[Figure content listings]
>>
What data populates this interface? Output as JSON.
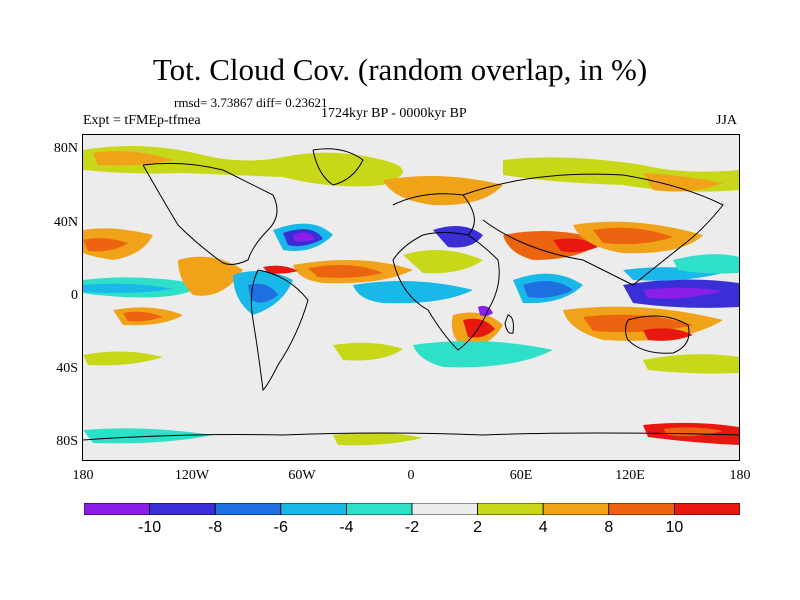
{
  "title": "Tot. Cloud Cov. (random overlap, in %)",
  "stats": "rmsd= 3.73867 diff= 0.23621",
  "period": "1724kyr BP - 0000kyr BP",
  "experiment": "Expt = tFMEp-tfmea",
  "season": "JJA",
  "lat_labels": [
    "80N",
    "40N",
    "0",
    "40S",
    "80S"
  ],
  "lon_labels": [
    "180",
    "120W",
    "60W",
    "0",
    "60E",
    "120E",
    "180"
  ],
  "colorbar": {
    "levels": [
      "-10",
      "-8",
      "-6",
      "-4",
      "-2",
      "2",
      "4",
      "8",
      "10"
    ],
    "colors": [
      "#8b1fe8",
      "#3a2fd6",
      "#1e6fe0",
      "#18b8e8",
      "#2ee0c8",
      "#ececec",
      "#c8d818",
      "#f0a318",
      "#ec6410",
      "#e81810"
    ]
  },
  "map_colors": {
    "land_outline": "#000000",
    "background": "#ececec"
  }
}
<<
_Task_
Reproduce the entries above without change, omitting all pictures.

_Result of this task_
What data populates this interface? Output as JSON.
{
  "title": "Tot. Cloud Cov. (random overlap, in %)",
  "stats": "rmsd= 3.73867 diff= 0.23621",
  "period": "1724kyr BP - 0000kyr BP",
  "experiment": "Expt = tFMEp-tfmea",
  "season": "JJA",
  "lat_labels": [
    "80N",
    "40N",
    "0",
    "40S",
    "80S"
  ],
  "lon_labels": [
    "180",
    "120W",
    "60W",
    "0",
    "60E",
    "120E",
    "180"
  ],
  "colorbar": {
    "levels": [
      "-10",
      "-8",
      "-6",
      "-4",
      "-2",
      "2",
      "4",
      "8",
      "10"
    ],
    "colors": [
      "#8b1fe8",
      "#3a2fd6",
      "#1e6fe0",
      "#18b8e8",
      "#2ee0c8",
      "#ececec",
      "#c8d818",
      "#f0a318",
      "#ec6410",
      "#e81810"
    ]
  },
  "map_colors": {
    "land_outline": "#000000",
    "background": "#ececec"
  }
}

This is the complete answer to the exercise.